[WHAT THE TASK ASKS]: Find "Output a JSON" in the data below; transcribe the line it appears on and each line after it, exactly, to the end, and nothing else.

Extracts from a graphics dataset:
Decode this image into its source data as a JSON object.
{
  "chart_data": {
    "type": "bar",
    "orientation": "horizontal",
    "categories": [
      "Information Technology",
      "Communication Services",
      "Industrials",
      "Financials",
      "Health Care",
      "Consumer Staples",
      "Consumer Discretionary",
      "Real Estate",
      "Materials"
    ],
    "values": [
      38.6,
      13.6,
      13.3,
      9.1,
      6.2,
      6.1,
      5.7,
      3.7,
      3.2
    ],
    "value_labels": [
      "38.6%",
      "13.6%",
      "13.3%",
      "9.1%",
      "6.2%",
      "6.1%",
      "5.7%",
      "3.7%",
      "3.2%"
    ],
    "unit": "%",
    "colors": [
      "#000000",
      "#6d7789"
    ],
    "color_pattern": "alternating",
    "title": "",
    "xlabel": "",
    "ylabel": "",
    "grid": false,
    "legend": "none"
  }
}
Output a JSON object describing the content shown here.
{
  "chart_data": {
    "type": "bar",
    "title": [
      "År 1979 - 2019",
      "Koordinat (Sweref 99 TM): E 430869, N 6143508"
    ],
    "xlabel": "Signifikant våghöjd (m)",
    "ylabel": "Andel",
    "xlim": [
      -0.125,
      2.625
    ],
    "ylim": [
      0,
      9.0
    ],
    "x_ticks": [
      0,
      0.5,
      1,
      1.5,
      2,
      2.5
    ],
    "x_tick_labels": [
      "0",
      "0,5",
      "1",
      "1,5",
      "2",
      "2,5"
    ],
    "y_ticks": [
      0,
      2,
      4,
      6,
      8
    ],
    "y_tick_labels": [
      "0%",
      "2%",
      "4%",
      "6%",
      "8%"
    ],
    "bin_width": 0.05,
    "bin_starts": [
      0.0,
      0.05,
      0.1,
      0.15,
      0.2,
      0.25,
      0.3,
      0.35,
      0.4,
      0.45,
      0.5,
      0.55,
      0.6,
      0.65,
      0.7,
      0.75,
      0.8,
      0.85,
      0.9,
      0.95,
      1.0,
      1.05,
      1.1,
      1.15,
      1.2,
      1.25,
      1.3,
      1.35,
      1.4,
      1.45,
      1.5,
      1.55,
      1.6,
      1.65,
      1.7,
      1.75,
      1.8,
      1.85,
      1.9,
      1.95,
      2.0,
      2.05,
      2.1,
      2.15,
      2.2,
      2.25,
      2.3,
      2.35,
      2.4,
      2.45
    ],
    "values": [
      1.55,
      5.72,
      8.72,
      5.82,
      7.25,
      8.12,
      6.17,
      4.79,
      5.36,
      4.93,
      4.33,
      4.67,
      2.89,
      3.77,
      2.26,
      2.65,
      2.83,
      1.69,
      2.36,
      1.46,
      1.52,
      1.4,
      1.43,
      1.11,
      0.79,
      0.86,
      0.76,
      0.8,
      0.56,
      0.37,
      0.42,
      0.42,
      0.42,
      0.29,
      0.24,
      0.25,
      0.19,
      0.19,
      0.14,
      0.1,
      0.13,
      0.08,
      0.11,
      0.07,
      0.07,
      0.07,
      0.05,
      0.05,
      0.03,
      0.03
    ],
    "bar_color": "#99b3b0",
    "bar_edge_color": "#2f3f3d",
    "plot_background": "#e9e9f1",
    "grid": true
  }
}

[ANSWER TO THIS TASK]:
Output a JSON object describing the content shown here.
{
  "chart_data": {
    "type": "bar",
    "title": [
      "År 1979 - 2019",
      "Koordinat (Sweref 99 TM): E 430869, N 6143508"
    ],
    "xlabel": "Signifikant våghöjd (m)",
    "ylabel": "Andel",
    "xlim": [
      -0.125,
      2.625
    ],
    "ylim": [
      0,
      9.0
    ],
    "x_ticks": [
      0,
      0.5,
      1,
      1.5,
      2,
      2.5
    ],
    "x_tick_labels": [
      "0",
      "0,5",
      "1",
      "1,5",
      "2",
      "2,5"
    ],
    "y_ticks": [
      0,
      2,
      4,
      6,
      8
    ],
    "y_tick_labels": [
      "0%",
      "2%",
      "4%",
      "6%",
      "8%"
    ],
    "bin_width": 0.05,
    "bin_starts": [
      0.0,
      0.05,
      0.1,
      0.15,
      0.2,
      0.25,
      0.3,
      0.35,
      0.4,
      0.45,
      0.5,
      0.55,
      0.6,
      0.65,
      0.7,
      0.75,
      0.8,
      0.85,
      0.9,
      0.95,
      1.0,
      1.05,
      1.1,
      1.15,
      1.2,
      1.25,
      1.3,
      1.35,
      1.4,
      1.45,
      1.5,
      1.55,
      1.6,
      1.65,
      1.7,
      1.75,
      1.8,
      1.85,
      1.9,
      1.95,
      2.0,
      2.05,
      2.1,
      2.15,
      2.2,
      2.25,
      2.3,
      2.35,
      2.4,
      2.45
    ],
    "values": [
      1.55,
      5.72,
      8.72,
      5.82,
      7.25,
      8.12,
      6.17,
      4.79,
      5.36,
      4.93,
      4.33,
      4.67,
      2.89,
      3.77,
      2.26,
      2.65,
      2.83,
      1.69,
      2.36,
      1.46,
      1.52,
      1.4,
      1.43,
      1.11,
      0.79,
      0.86,
      0.76,
      0.8,
      0.56,
      0.37,
      0.42,
      0.42,
      0.42,
      0.29,
      0.24,
      0.25,
      0.19,
      0.19,
      0.14,
      0.1,
      0.13,
      0.08,
      0.11,
      0.07,
      0.07,
      0.07,
      0.05,
      0.05,
      0.03,
      0.03
    ],
    "bar_color": "#99b3b0",
    "bar_edge_color": "#2f3f3d",
    "plot_background": "#e9e9f1",
    "grid": true
  }
}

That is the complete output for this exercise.